:: PROVIDED DATA ::

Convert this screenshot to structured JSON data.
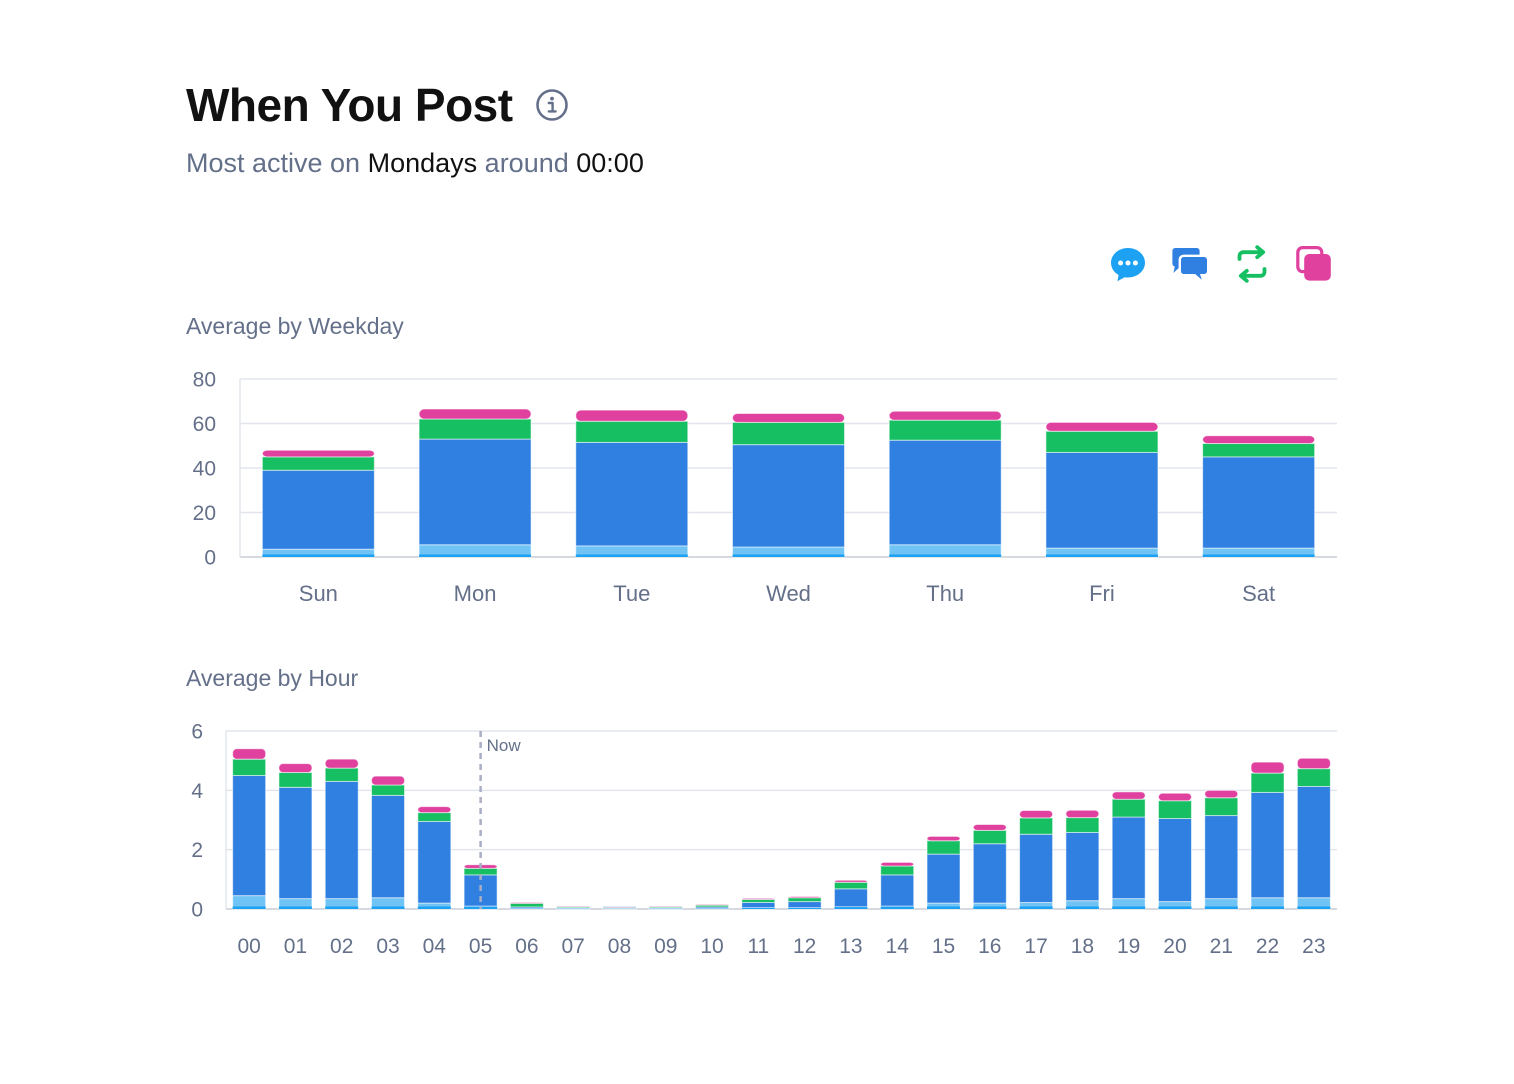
{
  "header": {
    "title": "When You Post",
    "subtitle_prefix": "Most active on",
    "subtitle_day": "Mondays",
    "subtitle_mid": "around",
    "subtitle_time": "00:00",
    "info_icon": "info-icon"
  },
  "legend": [
    {
      "icon": "reply-icon",
      "color": "#1DA1F2"
    },
    {
      "icon": "conversation-icon",
      "color": "#2F80E1"
    },
    {
      "icon": "retweet-icon",
      "color": "#17BF63"
    },
    {
      "icon": "copy-icon",
      "color": "#E0409E"
    }
  ],
  "colors": {
    "replies": "#6FC3F5",
    "replies_edge": "#1DA1F2",
    "posts": "#2F80E1",
    "reposts": "#17BF63",
    "quotes": "#E0409E",
    "grid": "#E2E6EC",
    "axis_text": "#647089",
    "now_line": "#A9AEC6"
  },
  "sections": {
    "weekday_label": "Average by Weekday",
    "hour_label": "Average by Hour"
  },
  "chart_data": [
    {
      "type": "bar",
      "stacked": true,
      "title": "Average by Weekday",
      "categories": [
        "Sun",
        "Mon",
        "Tue",
        "Wed",
        "Thu",
        "Fri",
        "Sat"
      ],
      "yticks": [
        0,
        20,
        40,
        60,
        80
      ],
      "ylim": [
        0,
        80
      ],
      "grid": true,
      "series": [
        {
          "key": "replies",
          "values": [
            3.5,
            5.5,
            5,
            4.5,
            5.5,
            4,
            4
          ]
        },
        {
          "key": "posts",
          "values": [
            35.5,
            47.5,
            46.5,
            46,
            47,
            43,
            41
          ]
        },
        {
          "key": "reposts",
          "values": [
            6,
            9,
            9.5,
            10,
            9,
            9.5,
            6
          ]
        },
        {
          "key": "quotes",
          "values": [
            3,
            4.5,
            5,
            4,
            4,
            4,
            3.5
          ]
        }
      ]
    },
    {
      "type": "bar",
      "stacked": true,
      "title": "Average by Hour",
      "categories": [
        "00",
        "01",
        "02",
        "03",
        "04",
        "05",
        "06",
        "07",
        "08",
        "09",
        "10",
        "11",
        "12",
        "13",
        "14",
        "15",
        "16",
        "17",
        "18",
        "19",
        "20",
        "21",
        "22",
        "23"
      ],
      "yticks": [
        0,
        2,
        4,
        6
      ],
      "ylim": [
        0,
        6
      ],
      "grid": true,
      "marker": {
        "label": "Now",
        "category": "05"
      },
      "series": [
        {
          "key": "replies",
          "values": [
            0.45,
            0.35,
            0.35,
            0.38,
            0.2,
            0.1,
            0.02,
            0.01,
            0.01,
            0.01,
            0.02,
            0.05,
            0.05,
            0.08,
            0.1,
            0.2,
            0.2,
            0.22,
            0.28,
            0.35,
            0.25,
            0.35,
            0.38,
            0.38
          ]
        },
        {
          "key": "posts",
          "values": [
            4.05,
            3.75,
            3.95,
            3.45,
            2.75,
            1.05,
            0.05,
            0.03,
            0.02,
            0.03,
            0.05,
            0.17,
            0.2,
            0.6,
            1.05,
            1.65,
            2.0,
            2.3,
            2.3,
            2.75,
            2.8,
            2.8,
            3.55,
            3.75
          ]
        },
        {
          "key": "reposts",
          "values": [
            0.55,
            0.5,
            0.45,
            0.35,
            0.3,
            0.22,
            0.12,
            0.04,
            0.03,
            0.04,
            0.06,
            0.1,
            0.13,
            0.22,
            0.3,
            0.45,
            0.45,
            0.55,
            0.5,
            0.6,
            0.6,
            0.6,
            0.65,
            0.6
          ]
        },
        {
          "key": "quotes",
          "values": [
            0.35,
            0.3,
            0.3,
            0.3,
            0.2,
            0.12,
            0.03,
            0.01,
            0.01,
            0.01,
            0.02,
            0.04,
            0.04,
            0.07,
            0.12,
            0.15,
            0.2,
            0.25,
            0.25,
            0.25,
            0.25,
            0.25,
            0.37,
            0.35
          ]
        }
      ]
    }
  ]
}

:::

** WHAT YOU SHOULD DO **
Produce an exact copy of each line of data, skipping embedded images.

** SOLUTION **
Convert this screenshot to structured JSON data.
{
  "header": {
    "title": "When You Post",
    "subtitle_prefix": "Most active on",
    "subtitle_day": "Mondays",
    "subtitle_mid": "around",
    "subtitle_time": "00:00",
    "info_icon": "info-icon"
  },
  "legend": [
    {
      "icon": "reply-icon",
      "color": "#1DA1F2"
    },
    {
      "icon": "conversation-icon",
      "color": "#2F80E1"
    },
    {
      "icon": "retweet-icon",
      "color": "#17BF63"
    },
    {
      "icon": "copy-icon",
      "color": "#E0409E"
    }
  ],
  "colors": {
    "replies": "#6FC3F5",
    "replies_edge": "#1DA1F2",
    "posts": "#2F80E1",
    "reposts": "#17BF63",
    "quotes": "#E0409E",
    "grid": "#E2E6EC",
    "axis_text": "#647089",
    "now_line": "#A9AEC6"
  },
  "sections": {
    "weekday_label": "Average by Weekday",
    "hour_label": "Average by Hour"
  },
  "chart_data": [
    {
      "type": "bar",
      "stacked": true,
      "title": "Average by Weekday",
      "categories": [
        "Sun",
        "Mon",
        "Tue",
        "Wed",
        "Thu",
        "Fri",
        "Sat"
      ],
      "yticks": [
        0,
        20,
        40,
        60,
        80
      ],
      "ylim": [
        0,
        80
      ],
      "grid": true,
      "series": [
        {
          "key": "replies",
          "values": [
            3.5,
            5.5,
            5,
            4.5,
            5.5,
            4,
            4
          ]
        },
        {
          "key": "posts",
          "values": [
            35.5,
            47.5,
            46.5,
            46,
            47,
            43,
            41
          ]
        },
        {
          "key": "reposts",
          "values": [
            6,
            9,
            9.5,
            10,
            9,
            9.5,
            6
          ]
        },
        {
          "key": "quotes",
          "values": [
            3,
            4.5,
            5,
            4,
            4,
            4,
            3.5
          ]
        }
      ]
    },
    {
      "type": "bar",
      "stacked": true,
      "title": "Average by Hour",
      "categories": [
        "00",
        "01",
        "02",
        "03",
        "04",
        "05",
        "06",
        "07",
        "08",
        "09",
        "10",
        "11",
        "12",
        "13",
        "14",
        "15",
        "16",
        "17",
        "18",
        "19",
        "20",
        "21",
        "22",
        "23"
      ],
      "yticks": [
        0,
        2,
        4,
        6
      ],
      "ylim": [
        0,
        6
      ],
      "grid": true,
      "marker": {
        "label": "Now",
        "category": "05"
      },
      "series": [
        {
          "key": "replies",
          "values": [
            0.45,
            0.35,
            0.35,
            0.38,
            0.2,
            0.1,
            0.02,
            0.01,
            0.01,
            0.01,
            0.02,
            0.05,
            0.05,
            0.08,
            0.1,
            0.2,
            0.2,
            0.22,
            0.28,
            0.35,
            0.25,
            0.35,
            0.38,
            0.38
          ]
        },
        {
          "key": "posts",
          "values": [
            4.05,
            3.75,
            3.95,
            3.45,
            2.75,
            1.05,
            0.05,
            0.03,
            0.02,
            0.03,
            0.05,
            0.17,
            0.2,
            0.6,
            1.05,
            1.65,
            2.0,
            2.3,
            2.3,
            2.75,
            2.8,
            2.8,
            3.55,
            3.75
          ]
        },
        {
          "key": "reposts",
          "values": [
            0.55,
            0.5,
            0.45,
            0.35,
            0.3,
            0.22,
            0.12,
            0.04,
            0.03,
            0.04,
            0.06,
            0.1,
            0.13,
            0.22,
            0.3,
            0.45,
            0.45,
            0.55,
            0.5,
            0.6,
            0.6,
            0.6,
            0.65,
            0.6
          ]
        },
        {
          "key": "quotes",
          "values": [
            0.35,
            0.3,
            0.3,
            0.3,
            0.2,
            0.12,
            0.03,
            0.01,
            0.01,
            0.01,
            0.02,
            0.04,
            0.04,
            0.07,
            0.12,
            0.15,
            0.2,
            0.25,
            0.25,
            0.25,
            0.25,
            0.25,
            0.37,
            0.35
          ]
        }
      ]
    }
  ]
}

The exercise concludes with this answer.